■ Job:
Repeat the data below exactly, dropping any pictures it holds.

■ Record excerpts:
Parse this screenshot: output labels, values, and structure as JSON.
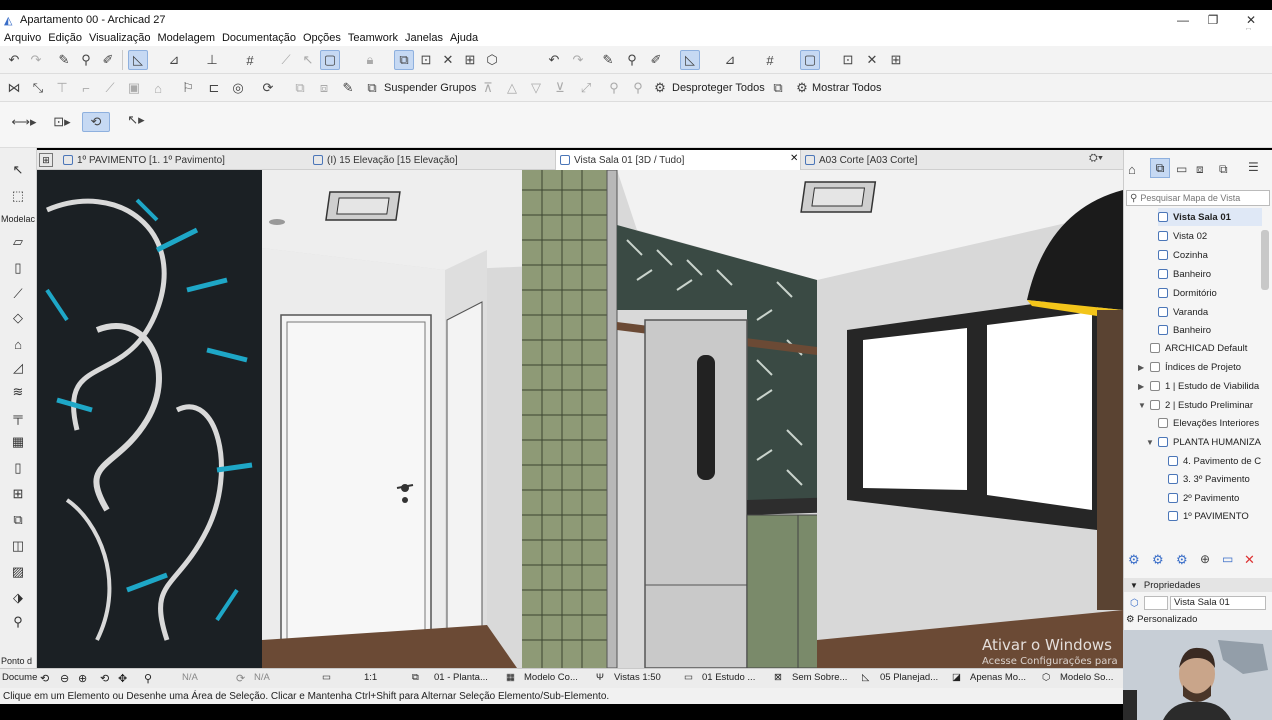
{
  "window": {
    "title": "Apartamento 00 - Archicad 27",
    "minimize": "—",
    "maximize": "❐",
    "close": "✕"
  },
  "menu": [
    "Arquivo",
    "Edição",
    "Visualização",
    "Modelagem",
    "Documentação",
    "Opções",
    "Teamwork",
    "Janelas",
    "Ajuda"
  ],
  "toolbar": {
    "suspend_groups": "Suspender Grupos",
    "unprotect_all": "Desproteger Todos",
    "show_all": "Mostrar Todos"
  },
  "toolbox": {
    "model_caption": "Modelac",
    "point_caption": "Ponto d"
  },
  "tabs": [
    {
      "label": "1º PAVIMENTO [1.  1º Pavimento]"
    },
    {
      "label": "(I) 15 Elevação [15 Elevação]"
    },
    {
      "label": "Vista Sala 01 [3D / Tudo]",
      "close": "✕"
    },
    {
      "label": "A03 Corte [A03 Corte]"
    }
  ],
  "navigator": {
    "search_placeholder": "Pesquisar Mapa de Vista",
    "items": [
      {
        "label": "Vista Sala 01"
      },
      {
        "label": "Vista 02"
      },
      {
        "label": "Cozinha"
      },
      {
        "label": "Banheiro"
      },
      {
        "label": "Dormitório"
      },
      {
        "label": "Varanda"
      },
      {
        "label": "Banheiro"
      },
      {
        "label": "ARCHICAD Default"
      },
      {
        "label": "Índices de Projeto"
      },
      {
        "label": "1 | Estudo de Viabilida"
      },
      {
        "label": "2 | Estudo Preliminar"
      },
      {
        "label": "Elevações Interiores"
      },
      {
        "label": "PLANTA HUMANIZA"
      },
      {
        "label": "4. Pavimento de C"
      },
      {
        "label": "3. 3º Pavimento"
      },
      {
        "label": "2º Pavimento"
      },
      {
        "label": "1º PAVIMENTO"
      }
    ],
    "properties_header": "Propriedades",
    "properties_name": "Vista Sala 01",
    "properties_custom": "Personalizado"
  },
  "statusbar": {
    "na1": "N/A",
    "na2": "N/A",
    "scale": "1:1",
    "layer1": "01 - Planta...",
    "model": "Modelo Co...",
    "views": "Vistas 1:50",
    "study": "01 Estudo ...",
    "override": "Sem Sobre...",
    "planned": "05 Planejad...",
    "only": "Apenas Mo...",
    "model2": "Modelo So..."
  },
  "hint": "Clique em um Elemento ou Desenhe uma Área de Seleção. Clicar e Mantenha Ctrl+Shift para Alternar Seleção Elemento/Sub-Elemento.",
  "statusbar_left": "Docume",
  "watermark": {
    "line1": "Ativar o Windows",
    "line2": "Acesse Configurações para"
  },
  "colors": {
    "accent": "#3a6ec8",
    "selected": "#c6d9f3",
    "blackboard": "#1b2024",
    "cyan": "#1ea7c7",
    "greenwall": "#8e9a76",
    "yellow": "#f3c51a"
  }
}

■ Reply to the task:
Parse this screenshot: output labels, values, and structure as JSON.
{
  "window": {
    "title": "Apartamento 00 - Archicad 27",
    "minimize": "—",
    "maximize": "❐",
    "close": "✕"
  },
  "menu": [
    "Arquivo",
    "Edição",
    "Visualização",
    "Modelagem",
    "Documentação",
    "Opções",
    "Teamwork",
    "Janelas",
    "Ajuda"
  ],
  "toolbar": {
    "suspend_groups": "Suspender Grupos",
    "unprotect_all": "Desproteger Todos",
    "show_all": "Mostrar Todos"
  },
  "toolbox": {
    "model_caption": "Modelac",
    "point_caption": "Ponto d"
  },
  "tabs": [
    {
      "label": "1º PAVIMENTO [1.  1º Pavimento]"
    },
    {
      "label": "(I) 15 Elevação [15 Elevação]"
    },
    {
      "label": "Vista Sala 01 [3D / Tudo]",
      "close": "✕"
    },
    {
      "label": "A03 Corte [A03 Corte]"
    }
  ],
  "navigator": {
    "search_placeholder": "Pesquisar Mapa de Vista",
    "items": [
      {
        "label": "Vista Sala 01"
      },
      {
        "label": "Vista 02"
      },
      {
        "label": "Cozinha"
      },
      {
        "label": "Banheiro"
      },
      {
        "label": "Dormitório"
      },
      {
        "label": "Varanda"
      },
      {
        "label": "Banheiro"
      },
      {
        "label": "ARCHICAD Default"
      },
      {
        "label": "Índices de Projeto"
      },
      {
        "label": "1 | Estudo de Viabilida"
      },
      {
        "label": "2 | Estudo Preliminar"
      },
      {
        "label": "Elevações Interiores"
      },
      {
        "label": "PLANTA HUMANIZA"
      },
      {
        "label": "4. Pavimento de C"
      },
      {
        "label": "3. 3º Pavimento"
      },
      {
        "label": "2º Pavimento"
      },
      {
        "label": "1º PAVIMENTO"
      }
    ],
    "properties_header": "Propriedades",
    "properties_name": "Vista Sala 01",
    "properties_custom": "Personalizado"
  },
  "statusbar": {
    "na1": "N/A",
    "na2": "N/A",
    "scale": "1:1",
    "layer1": "01 - Planta...",
    "model": "Modelo Co...",
    "views": "Vistas 1:50",
    "study": "01 Estudo ...",
    "override": "Sem Sobre...",
    "planned": "05 Planejad...",
    "only": "Apenas Mo...",
    "model2": "Modelo So..."
  },
  "hint": "Clique em um Elemento ou Desenhe uma Área de Seleção. Clicar e Mantenha Ctrl+Shift para Alternar Seleção Elemento/Sub-Elemento.",
  "statusbar_left": "Docume",
  "watermark": {
    "line1": "Ativar o Windows",
    "line2": "Acesse Configurações para"
  },
  "colors": {
    "accent": "#3a6ec8",
    "selected": "#c6d9f3",
    "blackboard": "#1b2024",
    "cyan": "#1ea7c7",
    "greenwall": "#8e9a76",
    "yellow": "#f3c51a"
  }
}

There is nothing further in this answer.